REQUEST: Copy out all lines in the data below containing the string "this".

RECORDED DATA:
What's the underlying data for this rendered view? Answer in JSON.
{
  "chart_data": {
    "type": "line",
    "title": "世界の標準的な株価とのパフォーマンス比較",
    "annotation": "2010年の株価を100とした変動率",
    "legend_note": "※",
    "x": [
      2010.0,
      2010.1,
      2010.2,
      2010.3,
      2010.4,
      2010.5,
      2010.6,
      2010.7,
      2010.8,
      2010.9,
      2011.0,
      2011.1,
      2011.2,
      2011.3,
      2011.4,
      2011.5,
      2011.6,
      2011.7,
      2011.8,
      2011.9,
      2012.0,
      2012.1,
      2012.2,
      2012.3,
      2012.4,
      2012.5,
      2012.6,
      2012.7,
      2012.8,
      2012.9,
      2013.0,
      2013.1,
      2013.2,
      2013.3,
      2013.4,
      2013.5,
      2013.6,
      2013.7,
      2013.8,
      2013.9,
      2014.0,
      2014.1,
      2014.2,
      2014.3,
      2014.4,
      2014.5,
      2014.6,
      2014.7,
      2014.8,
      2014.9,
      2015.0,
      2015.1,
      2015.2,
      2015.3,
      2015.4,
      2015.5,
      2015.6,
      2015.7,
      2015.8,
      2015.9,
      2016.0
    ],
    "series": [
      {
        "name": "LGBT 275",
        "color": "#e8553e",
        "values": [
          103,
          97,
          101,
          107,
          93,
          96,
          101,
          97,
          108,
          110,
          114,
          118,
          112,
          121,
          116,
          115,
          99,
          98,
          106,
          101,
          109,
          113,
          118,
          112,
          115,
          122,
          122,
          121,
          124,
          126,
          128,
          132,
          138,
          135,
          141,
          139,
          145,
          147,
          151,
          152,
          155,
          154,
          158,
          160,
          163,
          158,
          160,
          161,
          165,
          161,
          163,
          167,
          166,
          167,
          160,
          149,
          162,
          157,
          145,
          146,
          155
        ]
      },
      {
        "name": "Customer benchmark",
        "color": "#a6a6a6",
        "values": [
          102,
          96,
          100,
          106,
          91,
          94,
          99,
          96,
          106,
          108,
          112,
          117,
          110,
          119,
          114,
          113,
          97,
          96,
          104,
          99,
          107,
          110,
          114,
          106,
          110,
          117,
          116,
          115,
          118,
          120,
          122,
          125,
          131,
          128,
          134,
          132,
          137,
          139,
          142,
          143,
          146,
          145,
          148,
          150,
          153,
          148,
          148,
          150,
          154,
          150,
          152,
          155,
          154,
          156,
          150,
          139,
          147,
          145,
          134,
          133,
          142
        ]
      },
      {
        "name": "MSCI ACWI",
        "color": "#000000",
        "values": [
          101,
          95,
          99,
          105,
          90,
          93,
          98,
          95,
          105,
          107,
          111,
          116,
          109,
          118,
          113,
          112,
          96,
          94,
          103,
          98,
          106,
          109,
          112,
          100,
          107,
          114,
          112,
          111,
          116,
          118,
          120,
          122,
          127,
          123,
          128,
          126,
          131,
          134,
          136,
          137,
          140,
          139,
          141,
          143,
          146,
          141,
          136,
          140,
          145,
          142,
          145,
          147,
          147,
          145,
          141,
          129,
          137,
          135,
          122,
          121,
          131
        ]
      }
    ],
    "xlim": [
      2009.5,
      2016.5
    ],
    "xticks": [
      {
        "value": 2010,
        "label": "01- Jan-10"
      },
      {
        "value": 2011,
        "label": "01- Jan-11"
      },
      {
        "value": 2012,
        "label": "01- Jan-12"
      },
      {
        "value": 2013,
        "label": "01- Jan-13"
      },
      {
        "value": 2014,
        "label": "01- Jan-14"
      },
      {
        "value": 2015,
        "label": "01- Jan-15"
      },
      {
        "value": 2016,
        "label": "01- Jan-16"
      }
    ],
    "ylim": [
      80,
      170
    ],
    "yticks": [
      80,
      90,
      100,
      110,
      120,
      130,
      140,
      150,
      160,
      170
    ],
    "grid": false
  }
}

* * *

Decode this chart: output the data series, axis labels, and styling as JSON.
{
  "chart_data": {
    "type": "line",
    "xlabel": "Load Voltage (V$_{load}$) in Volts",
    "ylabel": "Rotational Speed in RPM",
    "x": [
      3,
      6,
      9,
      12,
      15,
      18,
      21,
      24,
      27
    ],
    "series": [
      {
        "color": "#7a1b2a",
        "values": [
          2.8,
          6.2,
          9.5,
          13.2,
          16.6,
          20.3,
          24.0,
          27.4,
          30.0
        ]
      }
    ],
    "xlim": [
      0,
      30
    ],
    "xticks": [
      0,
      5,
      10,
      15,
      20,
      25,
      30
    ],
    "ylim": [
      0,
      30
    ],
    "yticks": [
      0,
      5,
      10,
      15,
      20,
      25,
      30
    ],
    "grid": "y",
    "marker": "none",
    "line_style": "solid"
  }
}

RESULT OF THE EXERCISE:
What's the underlying data for this rendered view? Answer in JSON.
Decode this chart: output the data series, axis labels, and styling as JSON.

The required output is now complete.